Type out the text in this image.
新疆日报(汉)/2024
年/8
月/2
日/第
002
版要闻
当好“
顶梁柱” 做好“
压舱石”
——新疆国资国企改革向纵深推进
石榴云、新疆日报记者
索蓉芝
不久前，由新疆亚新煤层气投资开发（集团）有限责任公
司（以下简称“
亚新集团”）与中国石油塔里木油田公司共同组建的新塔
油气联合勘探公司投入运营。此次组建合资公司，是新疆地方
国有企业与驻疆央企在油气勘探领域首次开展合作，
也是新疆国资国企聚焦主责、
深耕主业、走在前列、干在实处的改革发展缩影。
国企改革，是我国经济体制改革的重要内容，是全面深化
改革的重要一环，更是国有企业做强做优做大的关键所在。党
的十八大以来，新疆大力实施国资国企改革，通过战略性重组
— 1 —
+===+
*Exercise brief*: Restate the whole listing exactly, leaving out nothing.

*The result*:
Type out the text in this image.
新疆日报(汉)/2024
年/8
月/2
日/第
002
版要闻
当好“
顶梁柱” 做好“
压舱石”
——新疆国资国企改革向纵深推进
石榴云、新疆日报记者
索蓉芝
不久前，由新疆亚新煤层气投资开发（集团）有限责任公
司（以下简称“
亚新集团”）与中国石油塔里木油田公司共同组建的新塔
油气联合勘探公司投入运营。此次组建合资公司，是新疆地方
国有企业与驻疆央企在油气勘探领域首次开展合作，
也是新疆国资国企聚焦主责、
深耕主业、走在前列、干在实处的改革发展缩影。
国企改革，是我国经济体制改革的重要内容，是全面深化
改革的重要一环，更是国有企业做强做优做大的关键所在。党
的十八大以来，新疆大力实施国资国企改革，通过战略性重组
— 1 —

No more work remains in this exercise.